» THE TASK: Exact copies of all the entries are needed.

Data excerpts
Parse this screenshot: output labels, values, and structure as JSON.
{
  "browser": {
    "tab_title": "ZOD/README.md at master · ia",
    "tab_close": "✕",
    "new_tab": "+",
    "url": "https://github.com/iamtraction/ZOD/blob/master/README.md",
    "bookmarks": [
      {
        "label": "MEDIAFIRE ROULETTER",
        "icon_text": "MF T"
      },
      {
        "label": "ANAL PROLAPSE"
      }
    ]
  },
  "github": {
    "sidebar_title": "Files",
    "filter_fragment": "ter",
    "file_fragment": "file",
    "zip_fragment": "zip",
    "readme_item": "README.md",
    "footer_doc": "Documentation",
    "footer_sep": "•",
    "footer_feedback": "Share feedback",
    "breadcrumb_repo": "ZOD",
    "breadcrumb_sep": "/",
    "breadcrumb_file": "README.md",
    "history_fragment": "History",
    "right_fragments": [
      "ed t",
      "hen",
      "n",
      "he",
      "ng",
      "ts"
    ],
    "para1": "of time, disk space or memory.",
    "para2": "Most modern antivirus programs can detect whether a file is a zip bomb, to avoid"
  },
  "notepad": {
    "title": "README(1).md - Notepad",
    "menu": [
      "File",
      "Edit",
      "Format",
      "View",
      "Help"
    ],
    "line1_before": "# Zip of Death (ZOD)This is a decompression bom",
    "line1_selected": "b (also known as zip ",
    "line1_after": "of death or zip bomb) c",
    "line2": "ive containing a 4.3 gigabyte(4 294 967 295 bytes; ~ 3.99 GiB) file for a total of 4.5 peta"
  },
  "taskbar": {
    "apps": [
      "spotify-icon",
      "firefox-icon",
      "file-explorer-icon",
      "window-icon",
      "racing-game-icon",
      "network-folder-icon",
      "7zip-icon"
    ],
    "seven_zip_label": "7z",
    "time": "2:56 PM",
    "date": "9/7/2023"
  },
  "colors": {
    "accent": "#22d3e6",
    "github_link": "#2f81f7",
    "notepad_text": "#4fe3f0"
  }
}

» SOLVED PROBLEM:
Parse this screenshot: output labels, values, and structure as JSON.
{
  "browser": {
    "tab_title": "ZOD/README.md at master · ia",
    "tab_close": "✕",
    "new_tab": "+",
    "url": "https://github.com/iamtraction/ZOD/blob/master/README.md",
    "bookmarks": [
      {
        "label": "MEDIAFIRE ROULETTER",
        "icon_text": "MF T"
      },
      {
        "label": "ANAL PROLAPSE"
      }
    ]
  },
  "github": {
    "sidebar_title": "Files",
    "filter_fragment": "ter",
    "file_fragment": "file",
    "zip_fragment": "zip",
    "readme_item": "README.md",
    "footer_doc": "Documentation",
    "footer_sep": "•",
    "footer_feedback": "Share feedback",
    "breadcrumb_repo": "ZOD",
    "breadcrumb_sep": "/",
    "breadcrumb_file": "README.md",
    "history_fragment": "History",
    "right_fragments": [
      "ed t",
      "hen",
      "n",
      "he",
      "ng",
      "ts"
    ],
    "para1": "of time, disk space or memory.",
    "para2": "Most modern antivirus programs can detect whether a file is a zip bomb, to avoid"
  },
  "notepad": {
    "title": "README(1).md - Notepad",
    "menu": [
      "File",
      "Edit",
      "Format",
      "View",
      "Help"
    ],
    "line1_before": "# Zip of Death (ZOD)This is a decompression bom",
    "line1_selected": "b (also known as zip ",
    "line1_after": "of death or zip bomb) c",
    "line2": "ive containing a 4.3 gigabyte(4 294 967 295 bytes; ~ 3.99 GiB) file for a total of 4.5 peta"
  },
  "taskbar": {
    "apps": [
      "spotify-icon",
      "firefox-icon",
      "file-explorer-icon",
      "window-icon",
      "racing-game-icon",
      "network-folder-icon",
      "7zip-icon"
    ],
    "seven_zip_label": "7z",
    "time": "2:56 PM",
    "date": "9/7/2023"
  },
  "colors": {
    "accent": "#22d3e6",
    "github_link": "#2f81f7",
    "notepad_text": "#4fe3f0"
  }
}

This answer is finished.